Task statement
Check every line below for the word "label" and copy the ones that have it.

## Begin Records to use

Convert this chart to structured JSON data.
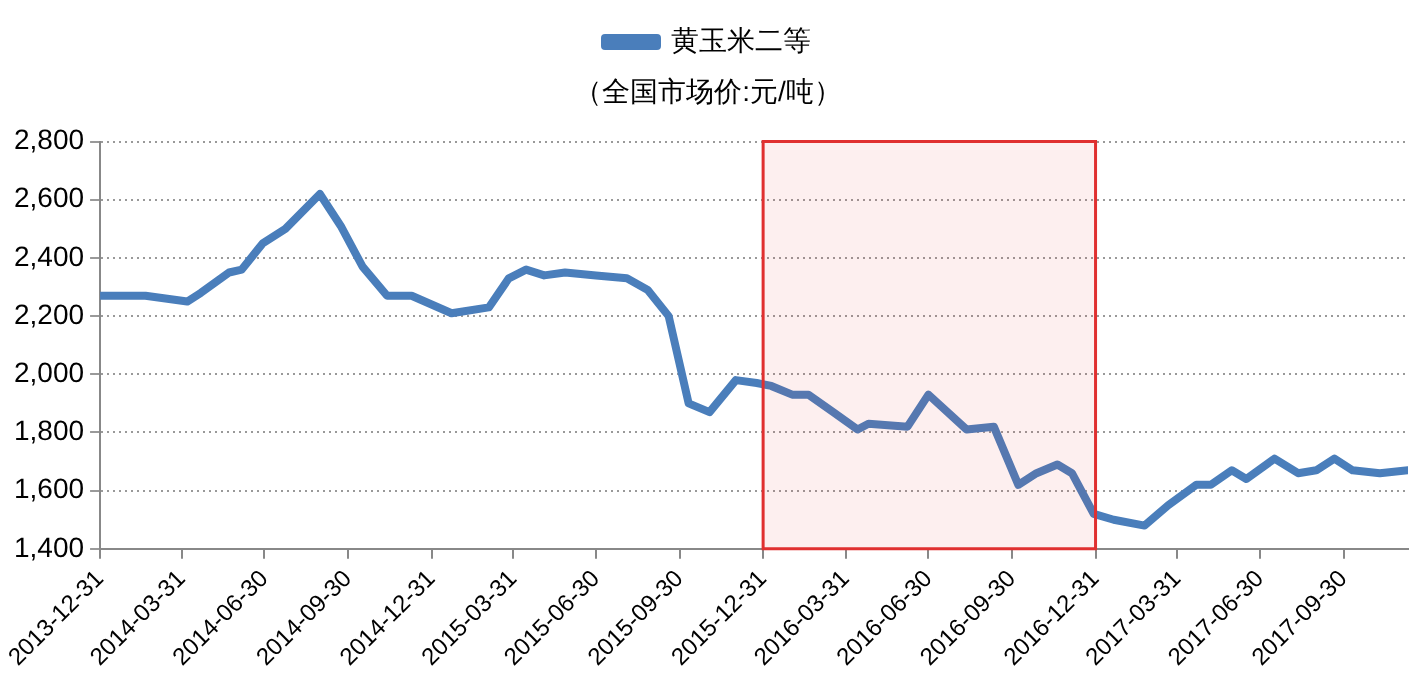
{
  "chart_data": {
    "type": "line",
    "subtitle": "（全国市场价:元/吨）",
    "x": [
      "2013-12-31",
      "2014-02-19",
      "2014-04-06",
      "2014-04-21",
      "2014-05-22",
      "2014-06-05",
      "2014-06-28",
      "2014-07-23",
      "2014-08-30",
      "2014-09-22",
      "2014-10-16",
      "2014-11-12",
      "2014-12-09",
      "2015-01-22",
      "2015-03-04",
      "2015-03-26",
      "2015-04-14",
      "2015-05-04",
      "2015-05-27",
      "2015-06-30",
      "2015-08-03",
      "2015-08-26",
      "2015-09-18",
      "2015-10-10",
      "2015-11-02",
      "2015-12-01",
      "2015-12-24",
      "2016-01-09",
      "2016-02-01",
      "2016-02-19",
      "2016-03-17",
      "2016-04-13",
      "2016-04-25",
      "2016-06-07",
      "2016-06-30",
      "2016-08-11",
      "2016-09-10",
      "2016-10-07",
      "2016-10-27",
      "2016-11-19",
      "2016-12-05",
      "2016-12-29",
      "2017-01-20",
      "2017-02-23",
      "2017-03-21",
      "2017-04-21",
      "2017-05-07",
      "2017-05-30",
      "2017-06-15",
      "2017-07-16",
      "2017-08-11",
      "2017-08-31",
      "2017-09-20",
      "2017-10-10",
      "2017-11-09",
      "2017-12-10"
    ],
    "series": [
      {
        "name": "黄玉米二等",
        "color": "#4a7ebb",
        "values": [
          2270,
          2270,
          2250,
          2280,
          2350,
          2360,
          2450,
          2500,
          2620,
          2510,
          2370,
          2270,
          2270,
          2210,
          2230,
          2330,
          2360,
          2340,
          2350,
          2340,
          2330,
          2290,
          2200,
          1900,
          1870,
          1980,
          1970,
          1960,
          1930,
          1930,
          1870,
          1810,
          1830,
          1820,
          1930,
          1810,
          1820,
          1620,
          1660,
          1690,
          1660,
          1520,
          1500,
          1480,
          1550,
          1620,
          1620,
          1670,
          1640,
          1710,
          1660,
          1670,
          1710,
          1670,
          1660,
          1670
        ]
      }
    ],
    "xlim": [
      "2013-12-31",
      "2017-12-10"
    ],
    "xticks": [
      "2013-12-31",
      "2014-03-31",
      "2014-06-30",
      "2014-09-30",
      "2014-12-31",
      "2015-03-31",
      "2015-06-30",
      "2015-09-30",
      "2015-12-31",
      "2016-03-31",
      "2016-06-30",
      "2016-09-30",
      "2016-12-31",
      "2017-03-31",
      "2017-06-30",
      "2017-09-30"
    ],
    "ylim": [
      1400,
      2800
    ],
    "yticks": [
      {
        "value": 1400,
        "label": "1,400"
      },
      {
        "value": 1600,
        "label": "1,600"
      },
      {
        "value": 1800,
        "label": "1,800"
      },
      {
        "value": 2000,
        "label": "2,000"
      },
      {
        "value": 2200,
        "label": "2,200"
      },
      {
        "value": 2400,
        "label": "2,400"
      },
      {
        "value": 2600,
        "label": "2,600"
      },
      {
        "value": 2800,
        "label": "2,800"
      }
    ],
    "bands": [
      {
        "axis": "x",
        "from": "2015-12-31",
        "to": "2016-12-31",
        "color": "#e03030"
      }
    ],
    "grid": "y",
    "legend": "top",
    "marker": "none",
    "line_style": "solid"
  }
}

## End Records to use

Finished task
        "label": "1,400"
        "label": "1,600"
        "label": "1,800"
        "label": "2,000"
        "label": "2,200"
        "label": "2,400"
        "label": "2,600"
        "label": "2,800"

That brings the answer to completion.